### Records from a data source
______________________________
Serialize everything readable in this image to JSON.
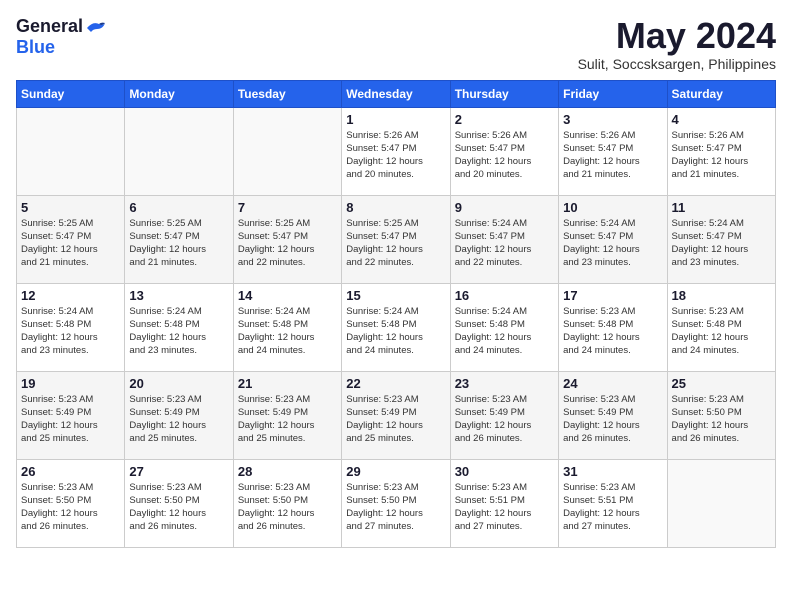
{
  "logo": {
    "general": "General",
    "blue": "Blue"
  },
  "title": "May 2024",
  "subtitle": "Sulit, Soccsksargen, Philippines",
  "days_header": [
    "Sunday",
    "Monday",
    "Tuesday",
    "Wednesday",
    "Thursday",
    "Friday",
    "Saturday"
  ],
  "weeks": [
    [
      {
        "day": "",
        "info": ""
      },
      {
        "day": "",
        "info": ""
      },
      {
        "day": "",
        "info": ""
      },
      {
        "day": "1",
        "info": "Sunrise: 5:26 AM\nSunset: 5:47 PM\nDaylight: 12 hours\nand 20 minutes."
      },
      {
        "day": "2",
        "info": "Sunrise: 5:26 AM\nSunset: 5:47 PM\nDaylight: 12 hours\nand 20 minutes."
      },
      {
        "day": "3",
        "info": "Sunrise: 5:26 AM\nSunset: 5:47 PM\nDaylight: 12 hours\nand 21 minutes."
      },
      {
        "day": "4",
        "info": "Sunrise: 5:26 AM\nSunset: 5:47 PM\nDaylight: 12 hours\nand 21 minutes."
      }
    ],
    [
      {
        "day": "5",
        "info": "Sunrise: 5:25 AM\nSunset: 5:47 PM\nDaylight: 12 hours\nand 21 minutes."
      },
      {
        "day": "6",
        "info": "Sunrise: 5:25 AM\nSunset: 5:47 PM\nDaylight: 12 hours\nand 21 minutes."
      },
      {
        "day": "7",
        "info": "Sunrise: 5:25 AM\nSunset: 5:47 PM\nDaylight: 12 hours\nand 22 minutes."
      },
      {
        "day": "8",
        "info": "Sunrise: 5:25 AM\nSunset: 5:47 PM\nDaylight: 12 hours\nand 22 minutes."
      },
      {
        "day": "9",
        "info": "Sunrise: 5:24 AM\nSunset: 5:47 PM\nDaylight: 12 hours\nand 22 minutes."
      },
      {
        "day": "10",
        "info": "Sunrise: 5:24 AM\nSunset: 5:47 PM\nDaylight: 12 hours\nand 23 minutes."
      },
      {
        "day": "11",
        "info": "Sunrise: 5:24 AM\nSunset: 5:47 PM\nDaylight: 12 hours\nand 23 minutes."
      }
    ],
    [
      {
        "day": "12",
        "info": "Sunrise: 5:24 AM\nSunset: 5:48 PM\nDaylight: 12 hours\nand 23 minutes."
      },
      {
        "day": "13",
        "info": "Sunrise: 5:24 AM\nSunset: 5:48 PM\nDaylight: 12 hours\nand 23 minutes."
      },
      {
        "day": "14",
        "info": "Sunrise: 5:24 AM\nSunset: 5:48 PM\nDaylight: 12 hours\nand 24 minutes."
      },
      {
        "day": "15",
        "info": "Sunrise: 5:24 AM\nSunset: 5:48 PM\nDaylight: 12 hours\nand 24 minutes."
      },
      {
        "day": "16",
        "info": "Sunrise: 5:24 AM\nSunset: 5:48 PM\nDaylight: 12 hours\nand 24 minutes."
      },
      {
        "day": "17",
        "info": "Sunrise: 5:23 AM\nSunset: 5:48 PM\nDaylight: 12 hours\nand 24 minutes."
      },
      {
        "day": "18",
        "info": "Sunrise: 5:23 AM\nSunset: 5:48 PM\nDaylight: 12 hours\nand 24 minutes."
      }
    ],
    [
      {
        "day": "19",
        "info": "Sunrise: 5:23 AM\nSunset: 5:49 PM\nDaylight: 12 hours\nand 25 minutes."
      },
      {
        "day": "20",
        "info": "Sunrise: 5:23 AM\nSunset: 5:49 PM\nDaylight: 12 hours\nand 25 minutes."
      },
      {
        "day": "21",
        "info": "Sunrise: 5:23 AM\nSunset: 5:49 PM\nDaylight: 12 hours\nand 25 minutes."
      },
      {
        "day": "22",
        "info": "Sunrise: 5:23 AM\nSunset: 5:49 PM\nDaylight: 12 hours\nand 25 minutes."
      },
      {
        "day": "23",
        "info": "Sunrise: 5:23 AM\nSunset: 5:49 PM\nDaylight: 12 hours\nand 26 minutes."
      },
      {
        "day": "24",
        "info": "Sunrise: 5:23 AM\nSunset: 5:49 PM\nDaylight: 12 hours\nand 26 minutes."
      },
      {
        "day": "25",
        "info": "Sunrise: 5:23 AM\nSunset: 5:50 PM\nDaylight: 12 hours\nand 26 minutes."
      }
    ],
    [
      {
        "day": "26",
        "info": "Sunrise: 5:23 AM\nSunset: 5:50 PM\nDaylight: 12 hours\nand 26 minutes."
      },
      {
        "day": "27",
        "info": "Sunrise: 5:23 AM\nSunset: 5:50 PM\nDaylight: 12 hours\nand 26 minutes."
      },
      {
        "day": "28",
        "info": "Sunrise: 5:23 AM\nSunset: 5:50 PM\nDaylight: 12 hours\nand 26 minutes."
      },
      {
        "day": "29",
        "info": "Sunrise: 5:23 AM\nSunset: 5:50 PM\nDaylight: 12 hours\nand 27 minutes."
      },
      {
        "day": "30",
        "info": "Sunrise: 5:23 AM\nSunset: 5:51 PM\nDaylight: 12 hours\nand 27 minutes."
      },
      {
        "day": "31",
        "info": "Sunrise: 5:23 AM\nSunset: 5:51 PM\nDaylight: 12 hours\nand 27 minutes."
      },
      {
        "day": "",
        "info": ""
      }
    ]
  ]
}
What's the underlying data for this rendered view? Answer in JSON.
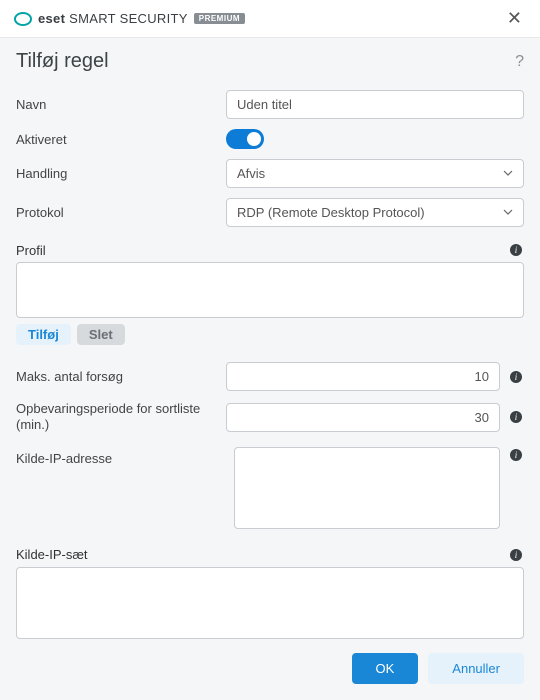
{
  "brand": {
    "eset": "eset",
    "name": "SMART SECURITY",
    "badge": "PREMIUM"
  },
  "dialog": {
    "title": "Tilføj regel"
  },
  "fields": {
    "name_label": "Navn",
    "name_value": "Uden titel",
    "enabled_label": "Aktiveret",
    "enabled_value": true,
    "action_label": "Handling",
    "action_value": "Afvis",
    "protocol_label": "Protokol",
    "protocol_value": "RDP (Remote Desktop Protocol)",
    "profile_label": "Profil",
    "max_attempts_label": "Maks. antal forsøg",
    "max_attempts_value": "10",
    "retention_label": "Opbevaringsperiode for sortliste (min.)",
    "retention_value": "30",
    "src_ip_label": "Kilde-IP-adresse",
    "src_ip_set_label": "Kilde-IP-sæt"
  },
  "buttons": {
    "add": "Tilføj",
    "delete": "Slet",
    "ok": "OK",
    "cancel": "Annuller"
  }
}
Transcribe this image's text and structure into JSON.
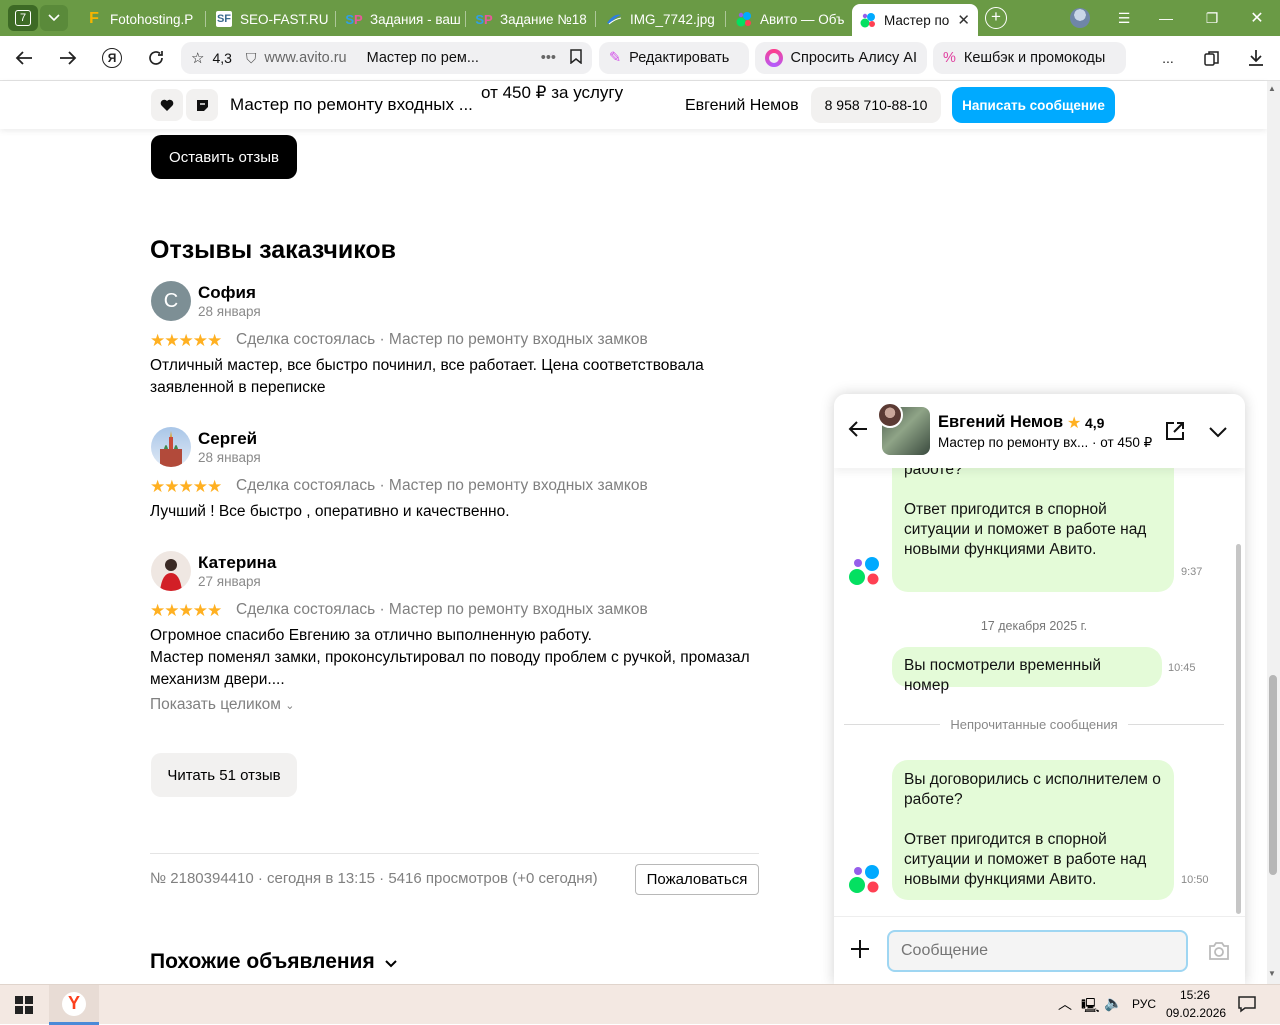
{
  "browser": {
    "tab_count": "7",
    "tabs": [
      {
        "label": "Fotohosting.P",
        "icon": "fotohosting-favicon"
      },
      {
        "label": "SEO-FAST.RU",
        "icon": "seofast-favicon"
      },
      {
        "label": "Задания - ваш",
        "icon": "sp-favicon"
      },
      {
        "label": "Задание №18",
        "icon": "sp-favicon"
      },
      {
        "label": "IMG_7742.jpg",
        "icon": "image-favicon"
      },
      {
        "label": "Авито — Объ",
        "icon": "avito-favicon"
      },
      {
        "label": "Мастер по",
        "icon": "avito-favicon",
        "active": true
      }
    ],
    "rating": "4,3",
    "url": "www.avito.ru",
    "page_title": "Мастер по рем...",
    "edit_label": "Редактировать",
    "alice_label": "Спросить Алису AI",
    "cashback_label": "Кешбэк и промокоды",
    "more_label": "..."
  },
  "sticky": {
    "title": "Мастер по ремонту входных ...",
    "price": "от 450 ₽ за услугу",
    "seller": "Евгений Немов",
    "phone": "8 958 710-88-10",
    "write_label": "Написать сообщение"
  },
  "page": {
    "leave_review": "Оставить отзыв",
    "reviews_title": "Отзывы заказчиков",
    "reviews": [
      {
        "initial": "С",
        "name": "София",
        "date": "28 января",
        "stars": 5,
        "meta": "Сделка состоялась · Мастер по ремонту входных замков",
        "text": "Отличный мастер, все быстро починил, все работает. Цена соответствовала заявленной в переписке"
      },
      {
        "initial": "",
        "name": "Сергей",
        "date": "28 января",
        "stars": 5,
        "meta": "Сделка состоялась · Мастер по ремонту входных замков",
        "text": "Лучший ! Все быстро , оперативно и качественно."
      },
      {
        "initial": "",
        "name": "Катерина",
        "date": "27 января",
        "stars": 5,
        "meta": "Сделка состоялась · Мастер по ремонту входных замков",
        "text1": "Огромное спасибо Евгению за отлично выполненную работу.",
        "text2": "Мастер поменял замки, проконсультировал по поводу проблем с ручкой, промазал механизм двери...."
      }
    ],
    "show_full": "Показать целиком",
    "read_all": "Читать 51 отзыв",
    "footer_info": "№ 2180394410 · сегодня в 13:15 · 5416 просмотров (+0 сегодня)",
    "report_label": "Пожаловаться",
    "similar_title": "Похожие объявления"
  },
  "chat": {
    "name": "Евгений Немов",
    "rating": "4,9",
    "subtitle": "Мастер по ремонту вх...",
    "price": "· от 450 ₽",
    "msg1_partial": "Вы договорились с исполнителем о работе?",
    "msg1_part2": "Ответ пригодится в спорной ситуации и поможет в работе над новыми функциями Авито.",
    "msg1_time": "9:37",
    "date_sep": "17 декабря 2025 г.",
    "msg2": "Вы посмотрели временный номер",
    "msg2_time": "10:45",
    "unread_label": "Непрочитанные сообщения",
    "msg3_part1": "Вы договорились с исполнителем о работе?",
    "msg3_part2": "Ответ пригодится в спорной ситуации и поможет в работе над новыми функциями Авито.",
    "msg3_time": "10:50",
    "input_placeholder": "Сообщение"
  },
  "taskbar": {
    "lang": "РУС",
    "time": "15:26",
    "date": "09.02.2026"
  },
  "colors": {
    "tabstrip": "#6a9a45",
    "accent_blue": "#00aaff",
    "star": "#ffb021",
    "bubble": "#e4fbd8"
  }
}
______________________________
### Your goal
Pull out every line above that holds the word "favicon".

### Finished exercise
        "icon": "fotohosting-favicon"
        "icon": "seofast-favicon"
        "icon": "sp-favicon"
        "icon": "sp-favicon"
        "icon": "image-favicon"
        "icon": "avito-favicon"
        "icon": "avito-favicon",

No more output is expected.